PROBLEM REQUIREMENTS: Examine each line of the data. Copy those that contain the string "Speed".

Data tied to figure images
:::::

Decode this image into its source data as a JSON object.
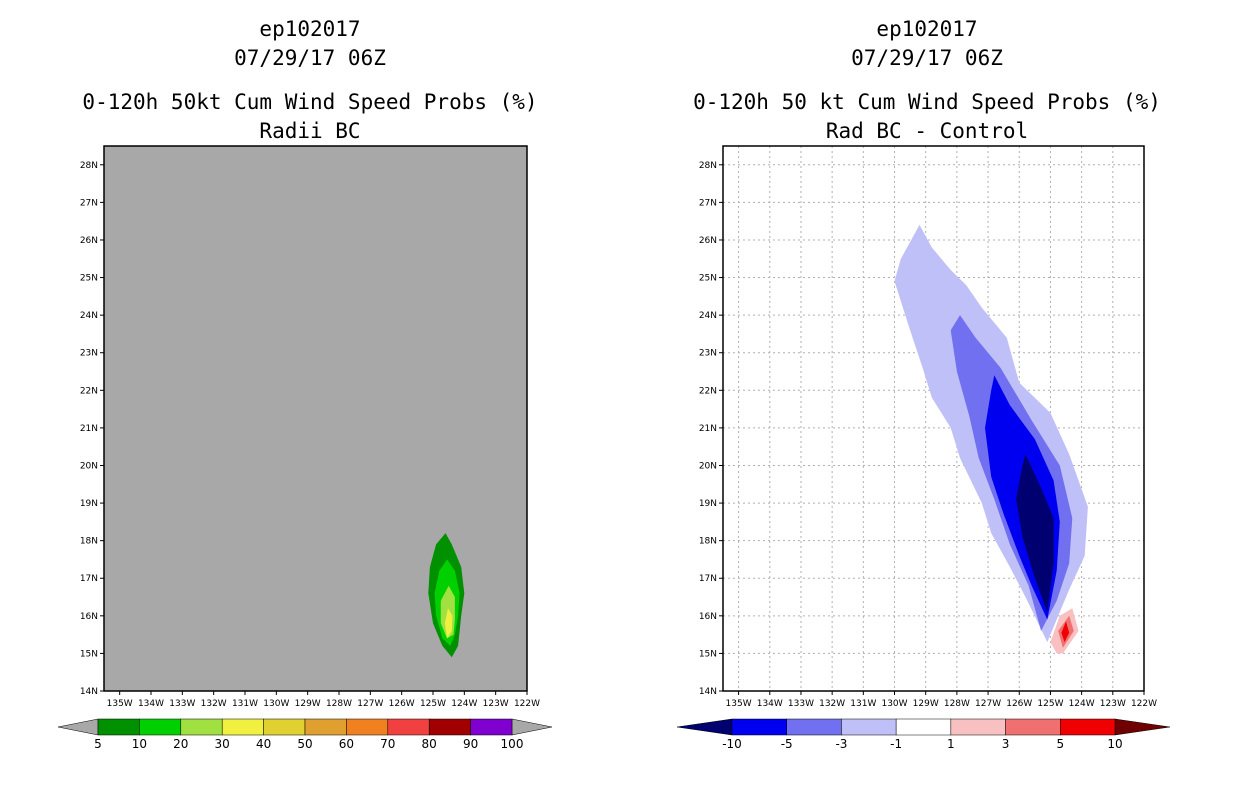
{
  "chart_data": [
    {
      "type": "contour",
      "storm_id": "ep102017",
      "datetime": "07/29/17 06Z",
      "title": "0-120h 50kt Cum Wind Speed Probs (%)",
      "subtitle": "Radii BC",
      "x_ticks": [
        "135W",
        "134W",
        "133W",
        "132W",
        "131W",
        "130W",
        "129W",
        "128W",
        "127W",
        "126W",
        "125W",
        "124W",
        "123W",
        "122W"
      ],
      "y_ticks": [
        "14N",
        "15N",
        "16N",
        "17N",
        "18N",
        "19N",
        "20N",
        "21N",
        "22N",
        "23N",
        "24N",
        "25N",
        "26N",
        "27N",
        "28N"
      ],
      "xlim": [
        -135.5,
        -122
      ],
      "ylim": [
        14,
        28.5
      ],
      "grid": false,
      "background": "#a8a8a8",
      "colorbar": {
        "levels": [
          "5",
          "10",
          "20",
          "30",
          "40",
          "50",
          "60",
          "70",
          "80",
          "90",
          "100"
        ],
        "colors": [
          "#009000",
          "#00d000",
          "#a0e040",
          "#f0f040",
          "#e0d030",
          "#e0a030",
          "#f08020",
          "#f04040",
          "#a00000",
          "#8000d0"
        ],
        "under_color": "#a8a8a8",
        "over_color": "#a8a8a8"
      },
      "contours": [
        {
          "level": "5-10",
          "color": "#009000",
          "center": [
            -124.6,
            16.5
          ],
          "polygon": [
            [
              -124.1,
              16.0
            ],
            [
              -124.0,
              16.6
            ],
            [
              -124.1,
              17.3
            ],
            [
              -124.4,
              17.9
            ],
            [
              -124.6,
              18.2
            ],
            [
              -124.9,
              17.9
            ],
            [
              -125.1,
              17.3
            ],
            [
              -125.15,
              16.6
            ],
            [
              -125.0,
              15.8
            ],
            [
              -124.7,
              15.2
            ],
            [
              -124.4,
              14.9
            ],
            [
              -124.2,
              15.2
            ]
          ]
        },
        {
          "level": "10-20",
          "color": "#00d000",
          "polygon": [
            [
              -124.2,
              16.0
            ],
            [
              -124.15,
              16.6
            ],
            [
              -124.3,
              17.2
            ],
            [
              -124.55,
              17.5
            ],
            [
              -124.8,
              17.2
            ],
            [
              -124.95,
              16.6
            ],
            [
              -124.9,
              16.0
            ],
            [
              -124.7,
              15.4
            ],
            [
              -124.45,
              15.2
            ],
            [
              -124.3,
              15.5
            ]
          ]
        },
        {
          "level": "20-30",
          "color": "#a0e040",
          "polygon": [
            [
              -124.3,
              15.9
            ],
            [
              -124.3,
              16.5
            ],
            [
              -124.5,
              16.8
            ],
            [
              -124.75,
              16.4
            ],
            [
              -124.75,
              15.8
            ],
            [
              -124.55,
              15.4
            ],
            [
              -124.35,
              15.5
            ]
          ]
        },
        {
          "level": "30-40",
          "color": "#f0f040",
          "polygon": [
            [
              -124.4,
              15.6
            ],
            [
              -124.38,
              16.0
            ],
            [
              -124.52,
              16.2
            ],
            [
              -124.62,
              15.8
            ],
            [
              -124.55,
              15.4
            ]
          ]
        }
      ]
    },
    {
      "type": "contour",
      "storm_id": "ep102017",
      "datetime": "07/29/17 06Z",
      "title": "0-120h 50 kt Cum Wind Speed Probs (%)",
      "subtitle": "Rad BC - Control",
      "x_ticks": [
        "135W",
        "134W",
        "133W",
        "132W",
        "131W",
        "130W",
        "129W",
        "128W",
        "127W",
        "126W",
        "125W",
        "124W",
        "123W",
        "122W"
      ],
      "y_ticks": [
        "14N",
        "15N",
        "16N",
        "17N",
        "18N",
        "19N",
        "20N",
        "21N",
        "22N",
        "23N",
        "24N",
        "25N",
        "26N",
        "27N",
        "28N"
      ],
      "xlim": [
        -135.5,
        -122
      ],
      "ylim": [
        14,
        28.5
      ],
      "grid": true,
      "background": "#ffffff",
      "colorbar": {
        "levels": [
          "-10",
          "-5",
          "-3",
          "-1",
          "1",
          "3",
          "5",
          "10"
        ],
        "colors": [
          "#0000f0",
          "#7070f0",
          "#c0c0f8",
          "#ffffff",
          "#f8c0c0",
          "#f07070",
          "#f00000"
        ],
        "under_color": "#000070",
        "over_color": "#700000"
      },
      "contours": [
        {
          "level": "-3 to -1",
          "color": "#c0c0f8",
          "polygon": [
            [
              -129.8,
              25.5
            ],
            [
              -129.2,
              26.4
            ],
            [
              -128.8,
              25.8
            ],
            [
              -128.2,
              25.2
            ],
            [
              -127.7,
              24.8
            ],
            [
              -127.2,
              24.2
            ],
            [
              -126.4,
              23.4
            ],
            [
              -126.0,
              22.2
            ],
            [
              -125.0,
              21.4
            ],
            [
              -124.4,
              20.3
            ],
            [
              -123.8,
              18.9
            ],
            [
              -123.9,
              17.6
            ],
            [
              -124.4,
              16.7
            ],
            [
              -125.1,
              15.3
            ],
            [
              -125.8,
              16.5
            ],
            [
              -126.3,
              17.3
            ],
            [
              -126.9,
              18.2
            ],
            [
              -127.2,
              19.0
            ],
            [
              -127.9,
              20.2
            ],
            [
              -128.2,
              21.0
            ],
            [
              -128.8,
              21.8
            ],
            [
              -129.1,
              22.6
            ],
            [
              -129.5,
              23.6
            ],
            [
              -130.0,
              24.9
            ]
          ]
        },
        {
          "level": "-5 to -3",
          "color": "#7070f0",
          "polygon": [
            [
              -128.2,
              23.6
            ],
            [
              -127.9,
              24.0
            ],
            [
              -127.4,
              23.4
            ],
            [
              -126.6,
              22.6
            ],
            [
              -125.6,
              21.2
            ],
            [
              -124.7,
              20.0
            ],
            [
              -124.3,
              18.6
            ],
            [
              -124.4,
              17.4
            ],
            [
              -124.8,
              16.4
            ],
            [
              -125.3,
              15.6
            ],
            [
              -125.7,
              16.8
            ],
            [
              -126.3,
              17.9
            ],
            [
              -126.8,
              19.1
            ],
            [
              -127.3,
              20.2
            ],
            [
              -127.6,
              21.3
            ],
            [
              -128.0,
              22.5
            ]
          ]
        },
        {
          "level": "-10 to -5",
          "color": "#0000f0",
          "polygon": [
            [
              -126.9,
              22.0
            ],
            [
              -126.8,
              22.4
            ],
            [
              -126.3,
              21.6
            ],
            [
              -125.5,
              20.7
            ],
            [
              -124.9,
              19.6
            ],
            [
              -124.7,
              18.5
            ],
            [
              -124.8,
              17.2
            ],
            [
              -125.1,
              15.9
            ],
            [
              -125.6,
              16.8
            ],
            [
              -126.0,
              17.6
            ],
            [
              -126.5,
              18.7
            ],
            [
              -126.9,
              19.7
            ],
            [
              -127.1,
              21.0
            ]
          ]
        },
        {
          "level": "< -10",
          "color": "#000070",
          "polygon": [
            [
              -125.9,
              20.0
            ],
            [
              -125.8,
              20.3
            ],
            [
              -125.3,
              19.4
            ],
            [
              -124.9,
              18.6
            ],
            [
              -124.9,
              17.4
            ],
            [
              -125.1,
              16.1
            ],
            [
              -125.5,
              17.0
            ],
            [
              -125.9,
              18.1
            ],
            [
              -126.1,
              19.1
            ]
          ]
        },
        {
          "level": "1 to 3",
          "color": "#f8c0c0",
          "polygon": [
            [
              -124.6,
              15.0
            ],
            [
              -124.1,
              15.6
            ],
            [
              -124.3,
              16.2
            ],
            [
              -124.7,
              16.0
            ],
            [
              -125.0,
              15.3
            ],
            [
              -124.8,
              15.0
            ]
          ]
        },
        {
          "level": "3 to 5",
          "color": "#f07070",
          "polygon": [
            [
              -124.6,
              15.15
            ],
            [
              -124.25,
              15.6
            ],
            [
              -124.4,
              16.0
            ],
            [
              -124.75,
              15.6
            ]
          ]
        },
        {
          "level": "5 to 10",
          "color": "#f00000",
          "polygon": [
            [
              -124.55,
              15.3
            ],
            [
              -124.4,
              15.55
            ],
            [
              -124.5,
              15.85
            ],
            [
              -124.65,
              15.55
            ]
          ]
        }
      ]
    }
  ]
}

:::::

EXERCISE RESPONSE:
      "title": "0-120h 50kt Cum Wind Speed Probs (%)",
      "title": "0-120h 50 kt Cum Wind Speed Probs (%)",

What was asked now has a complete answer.